◆ **Task requirements**
Pick out the lines below with "Dzieci" and list them.

-- start of Supplied material --

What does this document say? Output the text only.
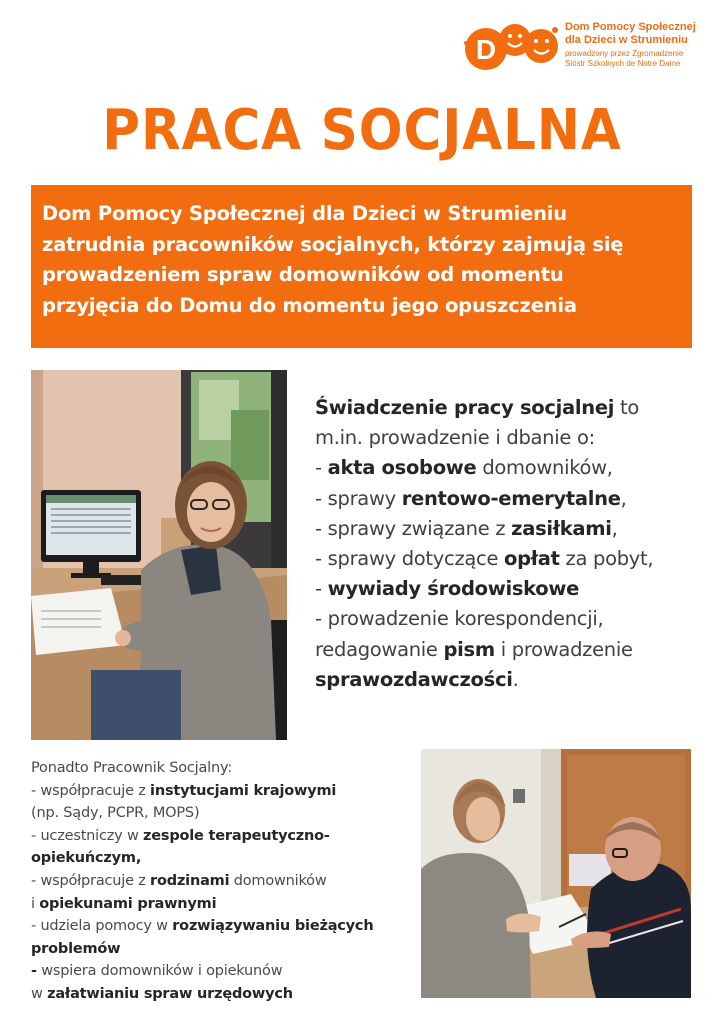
D
Dom Pomocy Społecznej
dla Dzieci w Strumieniu
prowadzony przez Zgromadzenie
Sióstr Szkolnych de Notre Dame
PRACA SOCJALNA
Dom Pomocy Społecznej dla Dzieci w Strumieniu
zatrudnia pracowników socjalnych, którzy zajmują się
prowadzeniem spraw domowników od momentu
przyjęcia do Domu do momentu jego opuszczenia
Świadczenie pracy socjalnej to
m.in. prowadzenie i dbanie o:
- akta osobowe domowników,
- sprawy rentowo-emerytalne,
- sprawy związane z zasiłkami,
- sprawy dotyczące opłat za pobyt,
- wywiady środowiskowe
- prowadzenie korespondencji,
redagowanie pism i prowadzenie
sprawozdawczości.
Ponadto Pracownik Socjalny:
- współpracuje z instytucjami krajowymi
(np. Sądy, PCPR, MOPS)
- uczestniczy w zespole terapeutyczno-
opiekuńczym,
- współpracuje z rodzinami domowników
i opiekunami prawnymi
- udziela pomocy w rozwiązywaniu bieżących
problemów
- wspiera domowników i opiekunów
w załatwianiu spraw urzędowych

-- end of Supplied material --

◆ **Problem solution**
dla Dzieci w Strumieniu
Dom Pomocy Społecznej dla Dzieci w Strumieniu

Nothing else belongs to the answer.